(Required work): Wherever the string "approval" appears in the listing, copy that line.

(Listed records):

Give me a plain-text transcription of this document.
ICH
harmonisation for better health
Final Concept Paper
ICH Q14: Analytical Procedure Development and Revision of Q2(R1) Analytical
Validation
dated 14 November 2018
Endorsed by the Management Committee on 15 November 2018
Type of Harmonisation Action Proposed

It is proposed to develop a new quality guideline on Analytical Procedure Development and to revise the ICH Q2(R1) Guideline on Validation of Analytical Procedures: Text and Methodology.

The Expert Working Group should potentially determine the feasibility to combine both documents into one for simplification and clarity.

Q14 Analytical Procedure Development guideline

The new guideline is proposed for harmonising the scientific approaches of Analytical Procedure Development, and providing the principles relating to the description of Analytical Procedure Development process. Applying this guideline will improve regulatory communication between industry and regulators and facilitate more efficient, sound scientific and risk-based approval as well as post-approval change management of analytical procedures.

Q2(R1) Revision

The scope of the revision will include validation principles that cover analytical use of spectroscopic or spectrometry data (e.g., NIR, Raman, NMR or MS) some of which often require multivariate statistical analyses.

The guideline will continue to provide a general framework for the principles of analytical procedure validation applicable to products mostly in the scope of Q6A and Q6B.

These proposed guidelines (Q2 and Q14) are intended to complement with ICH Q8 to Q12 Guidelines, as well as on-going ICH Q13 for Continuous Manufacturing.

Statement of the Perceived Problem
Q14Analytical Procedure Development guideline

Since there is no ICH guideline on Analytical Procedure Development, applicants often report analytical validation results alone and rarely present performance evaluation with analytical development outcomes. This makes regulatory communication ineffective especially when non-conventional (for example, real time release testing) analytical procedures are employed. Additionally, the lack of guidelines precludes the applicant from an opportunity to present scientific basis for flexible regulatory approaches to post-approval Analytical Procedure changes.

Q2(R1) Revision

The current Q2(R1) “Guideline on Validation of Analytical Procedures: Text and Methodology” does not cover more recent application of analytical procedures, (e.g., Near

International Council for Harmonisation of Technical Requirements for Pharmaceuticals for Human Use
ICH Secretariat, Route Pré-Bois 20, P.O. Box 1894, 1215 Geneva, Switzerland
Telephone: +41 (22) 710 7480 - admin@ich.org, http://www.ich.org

(Result for this exercise):
The new guideline is proposed for harmonising the scientific approaches of Analytical Procedure Development, and providing the principles relating to the description of Analytical Procedure Development process. Applying this guideline will improve regulatory communication between industry and regulators and facilitate more efficient, sound scientific and risk-based approval as well as post-approval change management of analytical procedures.
Since there is no ICH guideline on Analytical Procedure Development, applicants often report analytical validation results alone and rarely present performance evaluation with analytical development outcomes. This makes regulatory communication ineffective especially when non-conventional (for example, real time release testing) analytical procedures are employed. Additionally, the lack of guidelines precludes the applicant from an opportunity to present scientific basis for flexible regulatory approaches to post-approval Analytical Procedure changes.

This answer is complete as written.